_YOUR INSTRUCTIONS:_
Write out the entries below once more, exactly.

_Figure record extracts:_
--- start ---
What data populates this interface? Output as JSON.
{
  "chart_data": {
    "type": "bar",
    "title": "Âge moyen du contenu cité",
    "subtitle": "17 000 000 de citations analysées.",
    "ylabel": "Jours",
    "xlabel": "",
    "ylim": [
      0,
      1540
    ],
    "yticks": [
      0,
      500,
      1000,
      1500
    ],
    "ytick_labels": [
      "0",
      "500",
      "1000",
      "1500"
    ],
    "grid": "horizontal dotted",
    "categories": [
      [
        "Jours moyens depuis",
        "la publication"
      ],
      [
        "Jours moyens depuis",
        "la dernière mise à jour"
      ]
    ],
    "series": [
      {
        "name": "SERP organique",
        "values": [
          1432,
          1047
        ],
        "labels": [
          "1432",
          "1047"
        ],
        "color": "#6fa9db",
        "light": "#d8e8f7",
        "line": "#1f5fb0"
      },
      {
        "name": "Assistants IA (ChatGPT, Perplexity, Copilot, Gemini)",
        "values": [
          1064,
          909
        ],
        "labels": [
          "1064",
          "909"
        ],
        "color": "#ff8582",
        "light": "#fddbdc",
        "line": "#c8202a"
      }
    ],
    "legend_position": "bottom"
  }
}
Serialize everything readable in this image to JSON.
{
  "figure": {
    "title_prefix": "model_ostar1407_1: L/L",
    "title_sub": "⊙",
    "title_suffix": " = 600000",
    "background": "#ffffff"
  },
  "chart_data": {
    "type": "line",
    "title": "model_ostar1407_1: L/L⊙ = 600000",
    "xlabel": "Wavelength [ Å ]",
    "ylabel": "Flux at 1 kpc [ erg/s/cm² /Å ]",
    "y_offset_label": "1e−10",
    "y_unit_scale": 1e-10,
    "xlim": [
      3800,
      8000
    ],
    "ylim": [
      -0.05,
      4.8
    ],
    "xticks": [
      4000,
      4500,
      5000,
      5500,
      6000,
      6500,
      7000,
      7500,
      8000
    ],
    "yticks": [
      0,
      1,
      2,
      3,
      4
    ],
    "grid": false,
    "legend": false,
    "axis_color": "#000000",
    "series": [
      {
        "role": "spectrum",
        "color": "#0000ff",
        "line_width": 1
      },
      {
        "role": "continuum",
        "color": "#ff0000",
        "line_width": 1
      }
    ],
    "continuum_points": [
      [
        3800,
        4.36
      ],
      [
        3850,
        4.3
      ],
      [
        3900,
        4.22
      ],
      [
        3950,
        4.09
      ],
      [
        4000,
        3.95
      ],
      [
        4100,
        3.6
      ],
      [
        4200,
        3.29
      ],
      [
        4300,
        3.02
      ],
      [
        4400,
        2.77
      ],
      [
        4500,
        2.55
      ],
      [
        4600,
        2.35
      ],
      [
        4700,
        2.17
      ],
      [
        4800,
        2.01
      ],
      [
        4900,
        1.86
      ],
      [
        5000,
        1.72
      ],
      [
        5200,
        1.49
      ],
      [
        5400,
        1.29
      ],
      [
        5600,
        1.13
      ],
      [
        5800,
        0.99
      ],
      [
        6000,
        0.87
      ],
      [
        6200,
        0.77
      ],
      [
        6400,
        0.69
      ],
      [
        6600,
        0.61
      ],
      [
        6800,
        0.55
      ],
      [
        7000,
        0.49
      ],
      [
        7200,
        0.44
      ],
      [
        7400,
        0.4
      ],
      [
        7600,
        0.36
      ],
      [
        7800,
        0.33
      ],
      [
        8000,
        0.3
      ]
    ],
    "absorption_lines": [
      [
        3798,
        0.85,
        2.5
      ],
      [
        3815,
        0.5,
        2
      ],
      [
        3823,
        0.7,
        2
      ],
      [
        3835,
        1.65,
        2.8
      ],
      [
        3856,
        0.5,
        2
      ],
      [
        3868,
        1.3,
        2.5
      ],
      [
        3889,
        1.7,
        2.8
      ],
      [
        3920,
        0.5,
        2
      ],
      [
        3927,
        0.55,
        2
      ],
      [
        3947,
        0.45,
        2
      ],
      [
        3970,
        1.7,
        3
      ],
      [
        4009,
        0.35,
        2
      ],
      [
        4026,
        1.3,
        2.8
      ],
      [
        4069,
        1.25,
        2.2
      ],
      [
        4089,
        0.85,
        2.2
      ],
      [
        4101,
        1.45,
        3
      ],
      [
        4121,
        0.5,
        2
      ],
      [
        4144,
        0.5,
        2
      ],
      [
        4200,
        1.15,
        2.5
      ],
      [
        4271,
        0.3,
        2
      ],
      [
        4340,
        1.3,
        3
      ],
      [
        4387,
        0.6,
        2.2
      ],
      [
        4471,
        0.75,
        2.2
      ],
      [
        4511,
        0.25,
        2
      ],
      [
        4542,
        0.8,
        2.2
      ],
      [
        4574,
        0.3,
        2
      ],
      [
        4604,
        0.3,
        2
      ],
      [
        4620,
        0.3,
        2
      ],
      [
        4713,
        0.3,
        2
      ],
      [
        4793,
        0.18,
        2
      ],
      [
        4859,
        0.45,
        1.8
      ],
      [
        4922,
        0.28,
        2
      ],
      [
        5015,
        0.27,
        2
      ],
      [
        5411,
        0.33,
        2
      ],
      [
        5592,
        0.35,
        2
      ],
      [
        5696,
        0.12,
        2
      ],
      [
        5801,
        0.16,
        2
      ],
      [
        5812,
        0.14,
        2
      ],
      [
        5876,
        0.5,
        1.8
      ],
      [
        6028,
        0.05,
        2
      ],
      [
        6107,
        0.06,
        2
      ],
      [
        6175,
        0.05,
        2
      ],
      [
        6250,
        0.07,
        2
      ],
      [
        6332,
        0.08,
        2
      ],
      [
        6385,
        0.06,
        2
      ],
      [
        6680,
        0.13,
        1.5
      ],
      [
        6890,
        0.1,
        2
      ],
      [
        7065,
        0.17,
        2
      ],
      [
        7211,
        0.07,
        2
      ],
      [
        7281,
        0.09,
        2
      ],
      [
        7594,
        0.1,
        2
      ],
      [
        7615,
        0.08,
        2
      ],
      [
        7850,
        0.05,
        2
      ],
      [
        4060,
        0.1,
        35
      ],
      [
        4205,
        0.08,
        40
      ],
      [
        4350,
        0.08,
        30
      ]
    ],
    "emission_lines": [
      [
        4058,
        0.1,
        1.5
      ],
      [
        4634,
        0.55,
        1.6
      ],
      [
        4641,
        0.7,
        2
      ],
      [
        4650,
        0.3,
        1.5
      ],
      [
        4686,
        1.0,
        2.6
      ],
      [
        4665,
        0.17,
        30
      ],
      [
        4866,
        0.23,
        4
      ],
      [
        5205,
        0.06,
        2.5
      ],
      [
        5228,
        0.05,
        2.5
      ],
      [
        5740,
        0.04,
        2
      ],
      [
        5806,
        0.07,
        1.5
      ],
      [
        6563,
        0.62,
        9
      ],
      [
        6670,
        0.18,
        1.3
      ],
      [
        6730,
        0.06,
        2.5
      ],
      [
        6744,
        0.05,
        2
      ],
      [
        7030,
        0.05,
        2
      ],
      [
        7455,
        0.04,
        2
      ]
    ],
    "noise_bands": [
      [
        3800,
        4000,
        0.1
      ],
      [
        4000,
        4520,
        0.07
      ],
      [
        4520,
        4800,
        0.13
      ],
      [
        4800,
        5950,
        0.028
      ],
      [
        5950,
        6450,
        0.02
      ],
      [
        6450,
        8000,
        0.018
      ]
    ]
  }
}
--- end ---
_EXERCISE SOLUTION:_
What data populates this interface? Output as JSON.
{
  "chart_data": {
    "type": "bar",
    "title": "Âge moyen du contenu cité",
    "subtitle": "17 000 000 de citations analysées.",
    "ylabel": "Jours",
    "xlabel": "",
    "ylim": [
      0,
      1540
    ],
    "yticks": [
      0,
      500,
      1000,
      1500
    ],
    "ytick_labels": [
      "0",
      "500",
      "1000",
      "1500"
    ],
    "grid": "horizontal dotted",
    "categories": [
      [
        "Jours moyens depuis",
        "la publication"
      ],
      [
        "Jours moyens depuis",
        "la dernière mise à jour"
      ]
    ],
    "series": [
      {
        "name": "SERP organique",
        "values": [
          1432,
          1047
        ],
        "labels": [
          "1432",
          "1047"
        ],
        "color": "#6fa9db",
        "light": "#d8e8f7",
        "line": "#1f5fb0"
      },
      {
        "name": "Assistants IA (ChatGPT, Perplexity, Copilot, Gemini)",
        "values": [
          1064,
          909
        ],
        "labels": [
          "1064",
          "909"
        ],
        "color": "#ff8582",
        "light": "#fddbdc",
        "line": "#c8202a"
      }
    ],
    "legend_position": "bottom"
  }
}
Serialize everything readable in this image to JSON.
{
  "figure": {
    "title_prefix": "model_ostar1407_1: L/L",
    "title_sub": "⊙",
    "title_suffix": " = 600000",
    "background": "#ffffff"
  },
  "chart_data": {
    "type": "line",
    "title": "model_ostar1407_1: L/L⊙ = 600000",
    "xlabel": "Wavelength [ Å ]",
    "ylabel": "Flux at 1 kpc [ erg/s/cm² /Å ]",
    "y_offset_label": "1e−10",
    "y_unit_scale": 1e-10,
    "xlim": [
      3800,
      8000
    ],
    "ylim": [
      -0.05,
      4.8
    ],
    "xticks": [
      4000,
      4500,
      5000,
      5500,
      6000,
      6500,
      7000,
      7500,
      8000
    ],
    "yticks": [
      0,
      1,
      2,
      3,
      4
    ],
    "grid": false,
    "legend": false,
    "axis_color": "#000000",
    "series": [
      {
        "role": "spectrum",
        "color": "#0000ff",
        "line_width": 1
      },
      {
        "role": "continuum",
        "color": "#ff0000",
        "line_width": 1
      }
    ],
    "continuum_points": [
      [
        3800,
        4.36
      ],
      [
        3850,
        4.3
      ],
      [
        3900,
        4.22
      ],
      [
        3950,
        4.09
      ],
      [
        4000,
        3.95
      ],
      [
        4100,
        3.6
      ],
      [
        4200,
        3.29
      ],
      [
        4300,
        3.02
      ],
      [
        4400,
        2.77
      ],
      [
        4500,
        2.55
      ],
      [
        4600,
        2.35
      ],
      [
        4700,
        2.17
      ],
      [
        4800,
        2.01
      ],
      [
        4900,
        1.86
      ],
      [
        5000,
        1.72
      ],
      [
        5200,
        1.49
      ],
      [
        5400,
        1.29
      ],
      [
        5600,
        1.13
      ],
      [
        5800,
        0.99
      ],
      [
        6000,
        0.87
      ],
      [
        6200,
        0.77
      ],
      [
        6400,
        0.69
      ],
      [
        6600,
        0.61
      ],
      [
        6800,
        0.55
      ],
      [
        7000,
        0.49
      ],
      [
        7200,
        0.44
      ],
      [
        7400,
        0.4
      ],
      [
        7600,
        0.36
      ],
      [
        7800,
        0.33
      ],
      [
        8000,
        0.3
      ]
    ],
    "absorption_lines": [
      [
        3798,
        0.85,
        2.5
      ],
      [
        3815,
        0.5,
        2
      ],
      [
        3823,
        0.7,
        2
      ],
      [
        3835,
        1.65,
        2.8
      ],
      [
        3856,
        0.5,
        2
      ],
      [
        3868,
        1.3,
        2.5
      ],
      [
        3889,
        1.7,
        2.8
      ],
      [
        3920,
        0.5,
        2
      ],
      [
        3927,
        0.55,
        2
      ],
      [
        3947,
        0.45,
        2
      ],
      [
        3970,
        1.7,
        3
      ],
      [
        4009,
        0.35,
        2
      ],
      [
        4026,
        1.3,
        2.8
      ],
      [
        4069,
        1.25,
        2.2
      ],
      [
        4089,
        0.85,
        2.2
      ],
      [
        4101,
        1.45,
        3
      ],
      [
        4121,
        0.5,
        2
      ],
      [
        4144,
        0.5,
        2
      ],
      [
        4200,
        1.15,
        2.5
      ],
      [
        4271,
        0.3,
        2
      ],
      [
        4340,
        1.3,
        3
      ],
      [
        4387,
        0.6,
        2.2
      ],
      [
        4471,
        0.75,
        2.2
      ],
      [
        4511,
        0.25,
        2
      ],
      [
        4542,
        0.8,
        2.2
      ],
      [
        4574,
        0.3,
        2
      ],
      [
        4604,
        0.3,
        2
      ],
      [
        4620,
        0.3,
        2
      ],
      [
        4713,
        0.3,
        2
      ],
      [
        4793,
        0.18,
        2
      ],
      [
        4859,
        0.45,
        1.8
      ],
      [
        4922,
        0.28,
        2
      ],
      [
        5015,
        0.27,
        2
      ],
      [
        5411,
        0.33,
        2
      ],
      [
        5592,
        0.35,
        2
      ],
      [
        5696,
        0.12,
        2
      ],
      [
        5801,
        0.16,
        2
      ],
      [
        5812,
        0.14,
        2
      ],
      [
        5876,
        0.5,
        1.8
      ],
      [
        6028,
        0.05,
        2
      ],
      [
        6107,
        0.06,
        2
      ],
      [
        6175,
        0.05,
        2
      ],
      [
        6250,
        0.07,
        2
      ],
      [
        6332,
        0.08,
        2
      ],
      [
        6385,
        0.06,
        2
      ],
      [
        6680,
        0.13,
        1.5
      ],
      [
        6890,
        0.1,
        2
      ],
      [
        7065,
        0.17,
        2
      ],
      [
        7211,
        0.07,
        2
      ],
      [
        7281,
        0.09,
        2
      ],
      [
        7594,
        0.1,
        2
      ],
      [
        7615,
        0.08,
        2
      ],
      [
        7850,
        0.05,
        2
      ],
      [
        4060,
        0.1,
        35
      ],
      [
        4205,
        0.08,
        40
      ],
      [
        4350,
        0.08,
        30
      ]
    ],
    "emission_lines": [
      [
        4058,
        0.1,
        1.5
      ],
      [
        4634,
        0.55,
        1.6
      ],
      [
        4641,
        0.7,
        2
      ],
      [
        4650,
        0.3,
        1.5
      ],
      [
        4686,
        1.0,
        2.6
      ],
      [
        4665,
        0.17,
        30
      ],
      [
        4866,
        0.23,
        4
      ],
      [
        5205,
        0.06,
        2.5
      ],
      [
        5228,
        0.05,
        2.5
      ],
      [
        5740,
        0.04,
        2
      ],
      [
        5806,
        0.07,
        1.5
      ],
      [
        6563,
        0.62,
        9
      ],
      [
        6670,
        0.18,
        1.3
      ],
      [
        6730,
        0.06,
        2.5
      ],
      [
        6744,
        0.05,
        2
      ],
      [
        7030,
        0.05,
        2
      ],
      [
        7455,
        0.04,
        2
      ]
    ],
    "noise_bands": [
      [
        3800,
        4000,
        0.1
      ],
      [
        4000,
        4520,
        0.07
      ],
      [
        4520,
        4800,
        0.13
      ],
      [
        4800,
        5950,
        0.028
      ],
      [
        5950,
        6450,
        0.02
      ],
      [
        6450,
        8000,
        0.018
      ]
    ]
  }
}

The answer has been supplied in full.